Exercise prompt:
Would you repeat the listing exactly but omit every picture?

□ □ □

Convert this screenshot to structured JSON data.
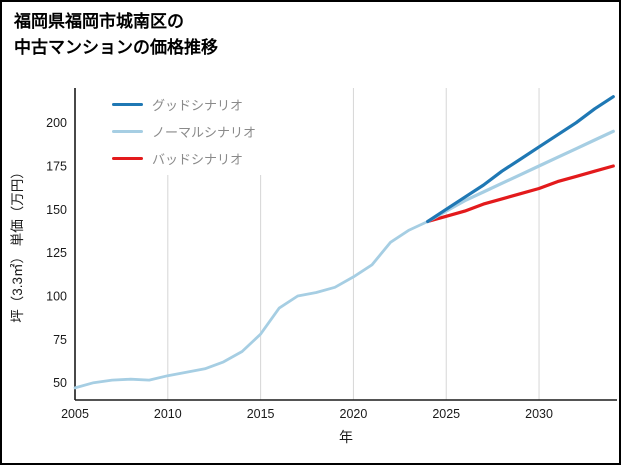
{
  "chart_data": {
    "type": "line",
    "title": "福岡県福岡市城南区の中古マンションの価格推移",
    "title_lines": [
      "福岡県福岡市城南区の",
      "中古マンションの価格推移"
    ],
    "xlabel": "年",
    "ylabel": "坪（3.3㎡） 単価（万円）",
    "xlim": [
      2005,
      2034.2
    ],
    "ylim": [
      40,
      220
    ],
    "xticks": [
      2005,
      2010,
      2015,
      2020,
      2025,
      2030
    ],
    "yticks": [
      50,
      75,
      100,
      125,
      150,
      175,
      200
    ],
    "grid": "vertical-only",
    "legend_position": "top-left-inside",
    "colors": {
      "grid": "#d6d6d6",
      "axis": "#1a1a1a",
      "tick": "#1a1a1a",
      "legend_text": "#8a8a8a",
      "good": "#1f78b4",
      "normal": "#a6cee3",
      "bad": "#e31a1c"
    },
    "series": [
      {
        "id": "historical",
        "name": "historical",
        "color": "#a6cee3",
        "width": 2.8,
        "x": [
          2005,
          2006,
          2007,
          2008,
          2009,
          2010,
          2011,
          2012,
          2013,
          2014,
          2015,
          2016,
          2017,
          2018,
          2019,
          2020,
          2021,
          2022,
          2023,
          2024
        ],
        "values": [
          47,
          50,
          51.5,
          52,
          51.5,
          54,
          56,
          58,
          62,
          68,
          78,
          93,
          100,
          102,
          105,
          111,
          118,
          131,
          138,
          143
        ]
      },
      {
        "id": "bad",
        "name": "バッドシナリオ",
        "color": "#e31a1c",
        "width": 3.2,
        "x": [
          2024,
          2025,
          2026,
          2027,
          2028,
          2029,
          2030,
          2031,
          2032,
          2033,
          2034
        ],
        "values": [
          143,
          146,
          149,
          153,
          156,
          159,
          162,
          166,
          169,
          172,
          175
        ]
      },
      {
        "id": "normal",
        "name": "ノーマルシナリオ",
        "color": "#a6cee3",
        "width": 3.2,
        "x": [
          2024,
          2025,
          2026,
          2027,
          2028,
          2029,
          2030,
          2031,
          2032,
          2033,
          2034
        ],
        "values": [
          143,
          149,
          155,
          160,
          165,
          170,
          175,
          180,
          185,
          190,
          195
        ]
      },
      {
        "id": "good",
        "name": "グッドシナリオ",
        "color": "#1f78b4",
        "width": 3.2,
        "x": [
          2024,
          2025,
          2026,
          2027,
          2028,
          2029,
          2030,
          2031,
          2032,
          2033,
          2034
        ],
        "values": [
          143,
          150,
          157,
          164,
          172,
          179,
          186,
          193,
          200,
          208,
          215
        ]
      }
    ],
    "legend": [
      {
        "label": "グッドシナリオ",
        "color": "#1f78b4"
      },
      {
        "label": "ノーマルシナリオ",
        "color": "#a6cee3"
      },
      {
        "label": "バッドシナリオ",
        "color": "#e31a1c"
      }
    ]
  }
}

□ □ □

Solution below:
Convert this screenshot to structured JSON data.
{
  "chart_data": {
    "type": "line",
    "title": "福岡県福岡市城南区の中古マンションの価格推移",
    "title_lines": [
      "福岡県福岡市城南区の",
      "中古マンションの価格推移"
    ],
    "xlabel": "年",
    "ylabel": "坪（3.3㎡） 単価（万円）",
    "xlim": [
      2005,
      2034.2
    ],
    "ylim": [
      40,
      220
    ],
    "xticks": [
      2005,
      2010,
      2015,
      2020,
      2025,
      2030
    ],
    "yticks": [
      50,
      75,
      100,
      125,
      150,
      175,
      200
    ],
    "grid": "vertical-only",
    "legend_position": "top-left-inside",
    "colors": {
      "grid": "#d6d6d6",
      "axis": "#1a1a1a",
      "tick": "#1a1a1a",
      "legend_text": "#8a8a8a",
      "good": "#1f78b4",
      "normal": "#a6cee3",
      "bad": "#e31a1c"
    },
    "series": [
      {
        "id": "historical",
        "name": "historical",
        "color": "#a6cee3",
        "width": 2.8,
        "x": [
          2005,
          2006,
          2007,
          2008,
          2009,
          2010,
          2011,
          2012,
          2013,
          2014,
          2015,
          2016,
          2017,
          2018,
          2019,
          2020,
          2021,
          2022,
          2023,
          2024
        ],
        "values": [
          47,
          50,
          51.5,
          52,
          51.5,
          54,
          56,
          58,
          62,
          68,
          78,
          93,
          100,
          102,
          105,
          111,
          118,
          131,
          138,
          143
        ]
      },
      {
        "id": "bad",
        "name": "バッドシナリオ",
        "color": "#e31a1c",
        "width": 3.2,
        "x": [
          2024,
          2025,
          2026,
          2027,
          2028,
          2029,
          2030,
          2031,
          2032,
          2033,
          2034
        ],
        "values": [
          143,
          146,
          149,
          153,
          156,
          159,
          162,
          166,
          169,
          172,
          175
        ]
      },
      {
        "id": "normal",
        "name": "ノーマルシナリオ",
        "color": "#a6cee3",
        "width": 3.2,
        "x": [
          2024,
          2025,
          2026,
          2027,
          2028,
          2029,
          2030,
          2031,
          2032,
          2033,
          2034
        ],
        "values": [
          143,
          149,
          155,
          160,
          165,
          170,
          175,
          180,
          185,
          190,
          195
        ]
      },
      {
        "id": "good",
        "name": "グッドシナリオ",
        "color": "#1f78b4",
        "width": 3.2,
        "x": [
          2024,
          2025,
          2026,
          2027,
          2028,
          2029,
          2030,
          2031,
          2032,
          2033,
          2034
        ],
        "values": [
          143,
          150,
          157,
          164,
          172,
          179,
          186,
          193,
          200,
          208,
          215
        ]
      }
    ],
    "legend": [
      {
        "label": "グッドシナリオ",
        "color": "#1f78b4"
      },
      {
        "label": "ノーマルシナリオ",
        "color": "#a6cee3"
      },
      {
        "label": "バッドシナリオ",
        "color": "#e31a1c"
      }
    ]
  }
}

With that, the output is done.